JOB. Copy the stretch from the start of the material through the line containing "q6-graph: O x", changing "bounding boxes" to "box coordinates" and keeping everything else the same.

EXERCISE INPUT.
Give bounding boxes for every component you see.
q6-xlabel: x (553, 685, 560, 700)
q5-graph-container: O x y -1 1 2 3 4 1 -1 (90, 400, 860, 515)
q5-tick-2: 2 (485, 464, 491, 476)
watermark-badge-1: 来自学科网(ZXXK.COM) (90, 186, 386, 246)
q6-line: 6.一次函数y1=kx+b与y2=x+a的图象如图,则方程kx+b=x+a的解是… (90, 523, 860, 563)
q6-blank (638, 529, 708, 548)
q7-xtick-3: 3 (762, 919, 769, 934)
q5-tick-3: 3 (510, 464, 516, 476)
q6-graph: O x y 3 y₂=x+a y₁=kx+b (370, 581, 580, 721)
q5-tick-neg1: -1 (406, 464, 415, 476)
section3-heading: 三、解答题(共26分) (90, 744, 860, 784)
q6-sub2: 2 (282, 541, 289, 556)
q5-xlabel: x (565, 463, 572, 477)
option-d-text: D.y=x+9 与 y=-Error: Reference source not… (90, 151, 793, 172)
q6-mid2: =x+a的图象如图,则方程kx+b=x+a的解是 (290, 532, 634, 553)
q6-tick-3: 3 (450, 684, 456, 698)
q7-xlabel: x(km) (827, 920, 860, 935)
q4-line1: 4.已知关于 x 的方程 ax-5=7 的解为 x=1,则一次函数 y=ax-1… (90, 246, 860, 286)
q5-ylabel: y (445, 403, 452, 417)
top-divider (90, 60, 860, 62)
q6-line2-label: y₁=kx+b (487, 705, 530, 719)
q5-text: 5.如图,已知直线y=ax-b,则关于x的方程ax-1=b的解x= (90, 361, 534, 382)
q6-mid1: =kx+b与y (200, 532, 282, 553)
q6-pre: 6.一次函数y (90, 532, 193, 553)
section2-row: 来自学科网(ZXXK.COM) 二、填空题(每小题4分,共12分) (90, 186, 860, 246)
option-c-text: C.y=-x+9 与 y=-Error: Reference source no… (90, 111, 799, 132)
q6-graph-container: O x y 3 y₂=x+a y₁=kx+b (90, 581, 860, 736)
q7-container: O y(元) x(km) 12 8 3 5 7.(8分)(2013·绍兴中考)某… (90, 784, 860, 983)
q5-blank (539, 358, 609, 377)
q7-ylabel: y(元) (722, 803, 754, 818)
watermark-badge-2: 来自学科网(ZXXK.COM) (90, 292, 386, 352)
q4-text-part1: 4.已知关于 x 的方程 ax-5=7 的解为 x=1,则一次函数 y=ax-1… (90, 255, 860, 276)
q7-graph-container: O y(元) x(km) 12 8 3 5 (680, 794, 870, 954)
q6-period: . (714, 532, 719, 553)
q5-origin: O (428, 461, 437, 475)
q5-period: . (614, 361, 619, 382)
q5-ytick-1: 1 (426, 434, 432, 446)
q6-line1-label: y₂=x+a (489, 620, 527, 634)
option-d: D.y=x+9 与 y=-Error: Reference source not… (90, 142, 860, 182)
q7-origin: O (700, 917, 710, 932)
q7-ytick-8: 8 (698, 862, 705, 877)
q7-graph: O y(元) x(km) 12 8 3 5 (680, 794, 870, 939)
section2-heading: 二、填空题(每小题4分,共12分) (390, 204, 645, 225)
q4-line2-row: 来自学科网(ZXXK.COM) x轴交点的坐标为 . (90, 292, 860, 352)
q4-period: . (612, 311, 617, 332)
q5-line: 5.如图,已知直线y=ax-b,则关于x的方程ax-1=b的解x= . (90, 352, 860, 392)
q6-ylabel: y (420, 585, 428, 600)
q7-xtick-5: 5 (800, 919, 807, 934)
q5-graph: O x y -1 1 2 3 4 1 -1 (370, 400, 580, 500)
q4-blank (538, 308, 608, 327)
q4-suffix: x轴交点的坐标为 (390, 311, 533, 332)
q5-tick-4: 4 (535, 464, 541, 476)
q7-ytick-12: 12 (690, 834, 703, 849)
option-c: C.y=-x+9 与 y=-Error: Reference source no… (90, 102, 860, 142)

FINAL RESULT.
Give box coordinates for every component you see.
q6-xlabel: x (553, 685, 560, 700)
q5-graph-container: O x y -1 1 2 3 4 1 -1 (90, 400, 860, 515)
q5-tick-2: 2 (485, 464, 491, 476)
watermark-badge-1: 来自学科网(ZXXK.COM) (90, 186, 386, 246)
q6-line: 6.一次函数y1=kx+b与y2=x+a的图象如图,则方程kx+b=x+a的解是… (90, 523, 860, 563)
q6-blank (638, 529, 708, 548)
q7-xtick-3: 3 (762, 919, 769, 934)
q5-tick-3: 3 (510, 464, 516, 476)
q6-graph: O x y 3 y₂=x+a y₁=kx+b (370, 581, 580, 721)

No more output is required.